** PROBLEM DESCRIPTION **
Repeat the data below exactly, dropping any pictures it holds.

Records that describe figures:
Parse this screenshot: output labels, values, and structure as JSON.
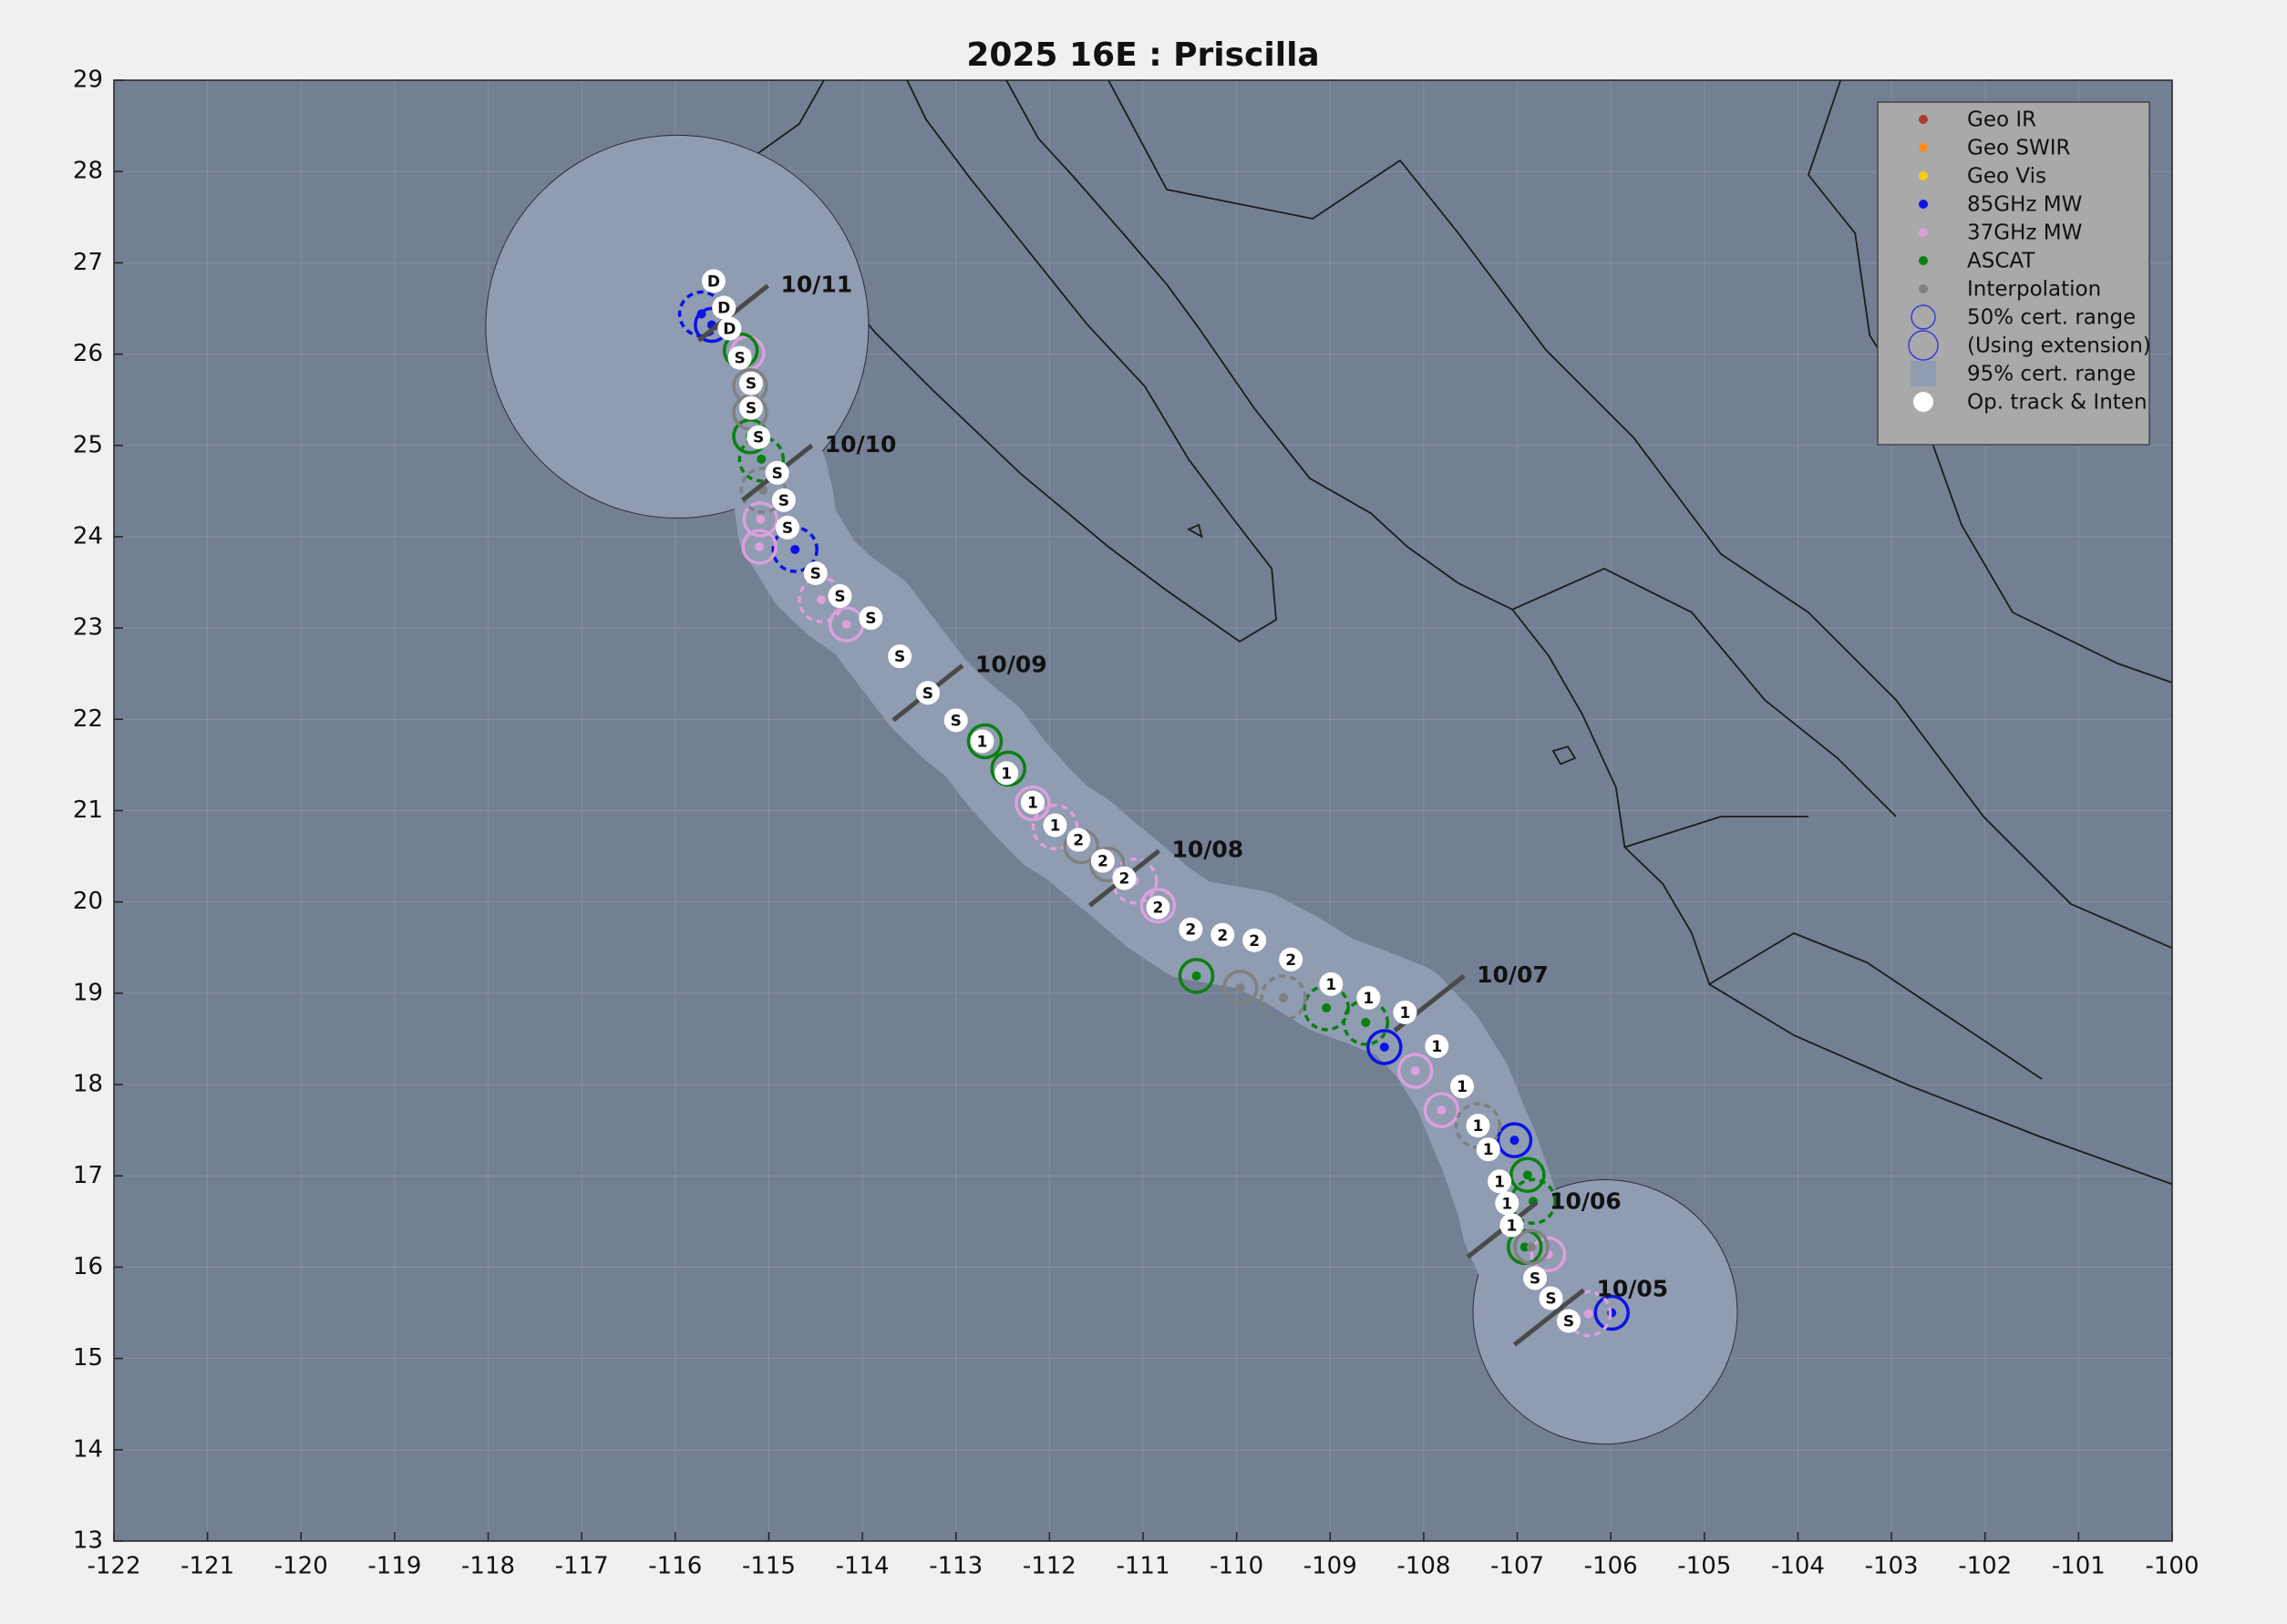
{
  "chart_data": {
    "type": "track",
    "title": "2025  16E :  Priscilla",
    "xlim": [
      -122,
      -100
    ],
    "ylim": [
      13,
      29
    ],
    "xticks": [
      -122,
      -121,
      -120,
      -119,
      -118,
      -117,
      -116,
      -115,
      -114,
      -113,
      -112,
      -111,
      -110,
      -109,
      -108,
      -107,
      -106,
      -105,
      -104,
      -103,
      -102,
      -101,
      -100
    ],
    "yticks": [
      13,
      14,
      15,
      16,
      17,
      18,
      19,
      20,
      21,
      22,
      23,
      24,
      25,
      26,
      27,
      28,
      29
    ],
    "grid": true,
    "legend_position": "upper right",
    "region_color": "#8f9cb2",
    "track_color": "#ffffff",
    "track": {
      "x": [
        -106.45,
        -106.64,
        -106.81,
        -107.06,
        -107.11,
        -107.19,
        -107.31,
        -107.42,
        -107.59,
        -107.86,
        -108.2,
        -108.59,
        -108.99,
        -109.42,
        -109.81,
        -110.15,
        -110.49,
        -110.84,
        -111.2,
        -111.43,
        -111.69,
        -111.94,
        -112.18,
        -112.46,
        -112.72,
        -113.0,
        -113.3,
        -113.6,
        -113.91,
        -114.24,
        -114.5,
        -114.8,
        -114.84,
        -114.91,
        -115.11,
        -115.19,
        -115.19,
        -115.31,
        -115.42,
        -115.48,
        -115.59
      ],
      "y": [
        15.41,
        15.66,
        15.88,
        16.46,
        16.7,
        16.94,
        17.29,
        17.55,
        17.98,
        18.42,
        18.79,
        18.95,
        19.1,
        19.37,
        19.58,
        19.64,
        19.7,
        19.94,
        20.26,
        20.45,
        20.68,
        20.84,
        21.09,
        21.41,
        21.76,
        21.99,
        22.29,
        22.69,
        23.11,
        23.35,
        23.6,
        24.1,
        24.4,
        24.7,
        25.09,
        25.41,
        25.68,
        25.96,
        26.28,
        26.51,
        26.8
      ],
      "labels": [
        "S",
        "S",
        "S",
        "1",
        "1",
        "1",
        "1",
        "1",
        "1",
        "1",
        "1",
        "1",
        "1",
        "2",
        "2",
        "2",
        "2",
        "2",
        "2",
        "2",
        "2",
        "1",
        "1",
        "1",
        "1",
        "S",
        "S",
        "S",
        "S",
        "S",
        "S",
        "S",
        "S",
        "S",
        "S",
        "S",
        "S",
        "S",
        "D",
        "D",
        "D"
      ]
    },
    "dates": [
      {
        "label": "10/05",
        "x": -106.66,
        "y": 15.45
      },
      {
        "label": "10/06",
        "x": -107.16,
        "y": 16.41
      },
      {
        "label": "10/07",
        "x": -107.94,
        "y": 18.89
      },
      {
        "label": "10/08",
        "x": -111.2,
        "y": 20.26
      },
      {
        "label": "10/09",
        "x": -113.3,
        "y": 22.29
      },
      {
        "label": "10/10",
        "x": -114.91,
        "y": 24.7
      },
      {
        "label": "10/11",
        "x": -115.38,
        "y": 26.45
      }
    ],
    "series": [
      {
        "name": "Geo IR",
        "color": "#b03a2e",
        "x": [],
        "y": []
      },
      {
        "name": "Geo SWIR",
        "color": "#ff8c1a",
        "x": [],
        "y": []
      },
      {
        "name": "Geo Vis",
        "color": "#f5d000",
        "x": [],
        "y": []
      },
      {
        "name": "85GHz MW",
        "color": "#0a14e6",
        "x": [
          -108.42,
          -114.72,
          -107.03,
          -105.99,
          -115.72,
          -115.61
        ],
        "y": [
          18.41,
          23.86,
          17.39,
          15.5,
          26.44,
          26.32
        ]
      },
      {
        "name": "37GHz MW",
        "color": "#dca0dc",
        "x": [
          -114.17,
          -114.44,
          -115.09,
          -115.1,
          -111.09,
          -110.84,
          -112.18,
          -111.94,
          -108.09,
          -107.81,
          -106.24,
          -115.23,
          -106.67
        ],
        "y": [
          23.04,
          23.31,
          24.19,
          23.89,
          20.23,
          19.96,
          21.08,
          20.82,
          18.15,
          17.72,
          15.49,
          26.01,
          16.14
        ]
      },
      {
        "name": "ASCAT",
        "color": "#0a8010",
        "x": [
          -110.43,
          -108.62,
          -112.69,
          -112.44,
          -115.08,
          -115.2,
          -115.3,
          -106.83,
          -106.89,
          -106.92,
          -109.04
        ],
        "y": [
          19.19,
          18.68,
          21.76,
          21.46,
          24.85,
          25.1,
          26.04,
          16.72,
          17.01,
          16.22,
          18.84
        ]
      },
      {
        "name": "Interpolation",
        "color": "#808080",
        "x": [
          -109.96,
          -109.5,
          -111.66,
          -111.38,
          -115.06,
          -115.2,
          -115.2,
          -107.42,
          -106.85
        ],
        "y": [
          19.06,
          18.95,
          20.61,
          20.41,
          24.51,
          25.36,
          25.65,
          17.55,
          16.22
        ]
      }
    ],
    "legend_extra": [
      {
        "name": "50% cert. range",
        "color": "#3b3bd6"
      },
      {
        "name": "(Using extension)",
        "color": "#3b3bd6"
      },
      {
        "name": "95% cert. range",
        "color": "#8f9cb2"
      },
      {
        "name": "Op. track & Inten",
        "color": "#ffffff"
      }
    ]
  }
}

** REPLY **
Parse this screenshot: output labels, values, and structure as JSON.
{
  "chart_data": {
    "type": "track",
    "title": "2025  16E :  Priscilla",
    "xlim": [
      -122,
      -100
    ],
    "ylim": [
      13,
      29
    ],
    "xticks": [
      -122,
      -121,
      -120,
      -119,
      -118,
      -117,
      -116,
      -115,
      -114,
      -113,
      -112,
      -111,
      -110,
      -109,
      -108,
      -107,
      -106,
      -105,
      -104,
      -103,
      -102,
      -101,
      -100
    ],
    "yticks": [
      13,
      14,
      15,
      16,
      17,
      18,
      19,
      20,
      21,
      22,
      23,
      24,
      25,
      26,
      27,
      28,
      29
    ],
    "grid": true,
    "legend_position": "upper right",
    "region_color": "#8f9cb2",
    "track_color": "#ffffff",
    "track": {
      "x": [
        -106.45,
        -106.64,
        -106.81,
        -107.06,
        -107.11,
        -107.19,
        -107.31,
        -107.42,
        -107.59,
        -107.86,
        -108.2,
        -108.59,
        -108.99,
        -109.42,
        -109.81,
        -110.15,
        -110.49,
        -110.84,
        -111.2,
        -111.43,
        -111.69,
        -111.94,
        -112.18,
        -112.46,
        -112.72,
        -113.0,
        -113.3,
        -113.6,
        -113.91,
        -114.24,
        -114.5,
        -114.8,
        -114.84,
        -114.91,
        -115.11,
        -115.19,
        -115.19,
        -115.31,
        -115.42,
        -115.48,
        -115.59
      ],
      "y": [
        15.41,
        15.66,
        15.88,
        16.46,
        16.7,
        16.94,
        17.29,
        17.55,
        17.98,
        18.42,
        18.79,
        18.95,
        19.1,
        19.37,
        19.58,
        19.64,
        19.7,
        19.94,
        20.26,
        20.45,
        20.68,
        20.84,
        21.09,
        21.41,
        21.76,
        21.99,
        22.29,
        22.69,
        23.11,
        23.35,
        23.6,
        24.1,
        24.4,
        24.7,
        25.09,
        25.41,
        25.68,
        25.96,
        26.28,
        26.51,
        26.8
      ],
      "labels": [
        "S",
        "S",
        "S",
        "1",
        "1",
        "1",
        "1",
        "1",
        "1",
        "1",
        "1",
        "1",
        "1",
        "2",
        "2",
        "2",
        "2",
        "2",
        "2",
        "2",
        "2",
        "1",
        "1",
        "1",
        "1",
        "S",
        "S",
        "S",
        "S",
        "S",
        "S",
        "S",
        "S",
        "S",
        "S",
        "S",
        "S",
        "S",
        "D",
        "D",
        "D"
      ]
    },
    "dates": [
      {
        "label": "10/05",
        "x": -106.66,
        "y": 15.45
      },
      {
        "label": "10/06",
        "x": -107.16,
        "y": 16.41
      },
      {
        "label": "10/07",
        "x": -107.94,
        "y": 18.89
      },
      {
        "label": "10/08",
        "x": -111.2,
        "y": 20.26
      },
      {
        "label": "10/09",
        "x": -113.3,
        "y": 22.29
      },
      {
        "label": "10/10",
        "x": -114.91,
        "y": 24.7
      },
      {
        "label": "10/11",
        "x": -115.38,
        "y": 26.45
      }
    ],
    "series": [
      {
        "name": "Geo IR",
        "color": "#b03a2e",
        "x": [],
        "y": []
      },
      {
        "name": "Geo SWIR",
        "color": "#ff8c1a",
        "x": [],
        "y": []
      },
      {
        "name": "Geo Vis",
        "color": "#f5d000",
        "x": [],
        "y": []
      },
      {
        "name": "85GHz MW",
        "color": "#0a14e6",
        "x": [
          -108.42,
          -114.72,
          -107.03,
          -105.99,
          -115.72,
          -115.61
        ],
        "y": [
          18.41,
          23.86,
          17.39,
          15.5,
          26.44,
          26.32
        ]
      },
      {
        "name": "37GHz MW",
        "color": "#dca0dc",
        "x": [
          -114.17,
          -114.44,
          -115.09,
          -115.1,
          -111.09,
          -110.84,
          -112.18,
          -111.94,
          -108.09,
          -107.81,
          -106.24,
          -115.23,
          -106.67
        ],
        "y": [
          23.04,
          23.31,
          24.19,
          23.89,
          20.23,
          19.96,
          21.08,
          20.82,
          18.15,
          17.72,
          15.49,
          26.01,
          16.14
        ]
      },
      {
        "name": "ASCAT",
        "color": "#0a8010",
        "x": [
          -110.43,
          -108.62,
          -112.69,
          -112.44,
          -115.08,
          -115.2,
          -115.3,
          -106.83,
          -106.89,
          -106.92,
          -109.04
        ],
        "y": [
          19.19,
          18.68,
          21.76,
          21.46,
          24.85,
          25.1,
          26.04,
          16.72,
          17.01,
          16.22,
          18.84
        ]
      },
      {
        "name": "Interpolation",
        "color": "#808080",
        "x": [
          -109.96,
          -109.5,
          -111.66,
          -111.38,
          -115.06,
          -115.2,
          -115.2,
          -107.42,
          -106.85
        ],
        "y": [
          19.06,
          18.95,
          20.61,
          20.41,
          24.51,
          25.36,
          25.65,
          17.55,
          16.22
        ]
      }
    ],
    "legend_extra": [
      {
        "name": "50% cert. range",
        "color": "#3b3bd6"
      },
      {
        "name": "(Using extension)",
        "color": "#3b3bd6"
      },
      {
        "name": "95% cert. range",
        "color": "#8f9cb2"
      },
      {
        "name": "Op. track & Inten",
        "color": "#ffffff"
      }
    ]
  }
}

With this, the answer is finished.